## What the task requires
All of the records below must be output exactly, with no pictures carried over.

━━━ Records to use

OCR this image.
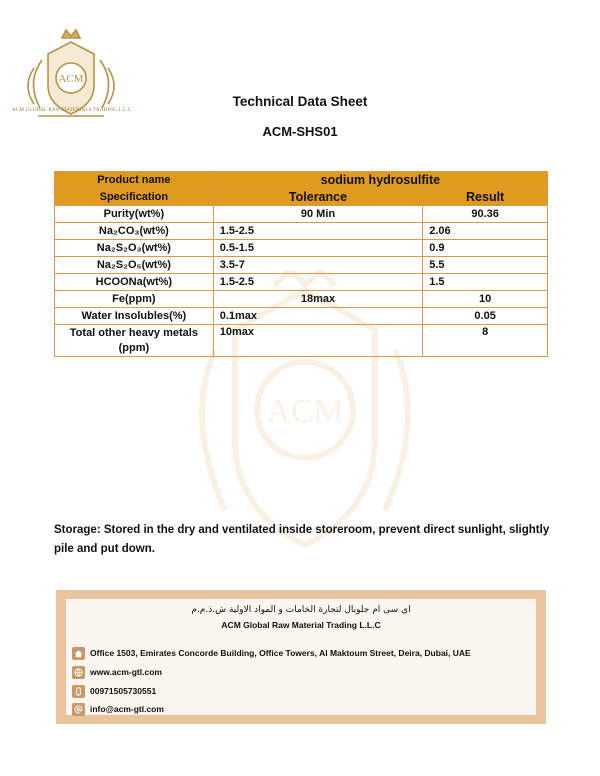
ACM
ACM
ACM GLOBAL RAW MATERIALS TRADING L.L.C
Technical Data Sheet
ACM-SHS01
Product name	sodium hydrosulfite	
Specification	Tolerance	Result
Purity(wt%)	90 Min	90.36
Na₂CO₃(wt%)	1.5-2.5	2.06
Na₂S₂O₃(wt%)	0.5-1.5	0.9
Na₂S₂O₅(wt%)	3.5-7	5.5
HCOONa(wt%)	1.5-2.5	1.5
Fe(ppm)	18max	10
Water Insolubles(%)	0.1max	0.05
Total other heavy metals (ppm)	10max	8
Storage: Stored in the dry and ventilated inside storeroom, prevent direct sunlight, slightly pile and put down.
ای سی ام جلوبال لتجارة الخامات و المواد الاولية ش.ذ.م.م
ACM Global Raw Material Trading L.L.C
Office 1503, Emirates Concorde Building, Office Towers, Al Maktoum Street, Deira, Dubai, UAE
www.acm-gtl.com
00971505730551
info@acm-gtl.com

━━━━━━

## Exercise output
OCR this image.
ACM
ACM
ACM GLOBAL RAW MATERIALS TRADING L.L.C
Technical Data Sheet
ACM-SHS01
Product name	sodium hydrosulfite	
Specification	Tolerance	Result
Purity(wt%)	90 Min	90.36
Na₂CO₃(wt%)	1.5-2.5	2.06
Na₂S₂O₃(wt%)	0.5-1.5	0.9
Na₂S₂O₅(wt%)	3.5-7	5.5
HCOONa(wt%)	1.5-2.5	1.5
Fe(ppm)	18max	10
Water Insolubles(%)	0.1max	0.05
Total other heavy metals (ppm)	10max	8
Storage: Stored in the dry and ventilated inside storeroom, prevent direct sunlight, slightly pile and put down.
ای سی ام جلوبال لتجارة الخامات و المواد الاولية ش.ذ.م.م
ACM Global Raw Material Trading L.L.C
Office 1503, Emirates Concorde Building, Office Towers, Al Maktoum Street, Deira, Dubai, UAE
www.acm-gtl.com
00971505730551
info@acm-gtl.com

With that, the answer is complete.